Written request ▸ Locate the lines of the listing below that hold "وغيره", then copy each of them.

Task input ▸

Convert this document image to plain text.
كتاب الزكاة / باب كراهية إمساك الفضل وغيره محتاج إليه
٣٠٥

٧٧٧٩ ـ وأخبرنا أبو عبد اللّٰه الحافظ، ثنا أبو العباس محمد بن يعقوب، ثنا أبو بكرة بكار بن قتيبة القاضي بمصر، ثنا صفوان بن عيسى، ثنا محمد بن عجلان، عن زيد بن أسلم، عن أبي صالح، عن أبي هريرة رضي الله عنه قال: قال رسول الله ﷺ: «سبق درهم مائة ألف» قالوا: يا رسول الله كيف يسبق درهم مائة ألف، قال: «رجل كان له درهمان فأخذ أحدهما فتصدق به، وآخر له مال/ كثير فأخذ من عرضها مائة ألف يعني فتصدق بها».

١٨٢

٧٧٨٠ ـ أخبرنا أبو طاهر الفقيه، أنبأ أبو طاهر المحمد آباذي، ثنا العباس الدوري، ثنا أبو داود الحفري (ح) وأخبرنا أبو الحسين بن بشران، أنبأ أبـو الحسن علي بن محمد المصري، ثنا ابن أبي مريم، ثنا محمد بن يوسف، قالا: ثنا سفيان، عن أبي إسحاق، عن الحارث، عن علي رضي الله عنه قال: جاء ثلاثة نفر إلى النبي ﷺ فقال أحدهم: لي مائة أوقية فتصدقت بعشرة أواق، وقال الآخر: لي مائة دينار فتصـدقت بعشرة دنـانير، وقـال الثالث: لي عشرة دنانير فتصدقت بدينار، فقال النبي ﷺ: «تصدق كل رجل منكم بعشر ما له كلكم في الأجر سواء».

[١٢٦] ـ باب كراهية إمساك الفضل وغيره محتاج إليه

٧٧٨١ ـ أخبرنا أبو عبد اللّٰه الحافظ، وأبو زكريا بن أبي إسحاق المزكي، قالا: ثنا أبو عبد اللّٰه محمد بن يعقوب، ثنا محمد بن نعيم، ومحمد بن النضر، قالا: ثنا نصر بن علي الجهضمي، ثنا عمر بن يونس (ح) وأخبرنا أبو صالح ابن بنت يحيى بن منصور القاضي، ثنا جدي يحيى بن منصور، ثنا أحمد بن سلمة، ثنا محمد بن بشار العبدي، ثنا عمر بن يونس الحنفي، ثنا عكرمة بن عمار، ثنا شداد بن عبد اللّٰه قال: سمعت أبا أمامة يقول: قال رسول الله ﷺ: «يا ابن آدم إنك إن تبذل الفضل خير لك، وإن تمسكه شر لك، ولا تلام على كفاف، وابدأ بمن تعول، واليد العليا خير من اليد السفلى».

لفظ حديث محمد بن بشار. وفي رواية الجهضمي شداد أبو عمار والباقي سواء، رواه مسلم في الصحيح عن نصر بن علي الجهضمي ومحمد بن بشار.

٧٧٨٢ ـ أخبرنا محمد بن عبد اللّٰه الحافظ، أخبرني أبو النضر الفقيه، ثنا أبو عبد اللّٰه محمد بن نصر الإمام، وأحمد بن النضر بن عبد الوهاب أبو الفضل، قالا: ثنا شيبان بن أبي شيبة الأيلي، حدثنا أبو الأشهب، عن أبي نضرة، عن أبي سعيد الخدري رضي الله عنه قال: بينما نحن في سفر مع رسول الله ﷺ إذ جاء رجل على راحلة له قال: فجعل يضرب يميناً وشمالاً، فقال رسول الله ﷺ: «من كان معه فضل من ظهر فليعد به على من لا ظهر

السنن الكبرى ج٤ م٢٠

Response below ▸
كتاب الزكاة / باب كراهية إمساك الفضل وغيره محتاج إليه
[١٢٦] ـ باب كراهية إمساك الفضل وغيره محتاج إليه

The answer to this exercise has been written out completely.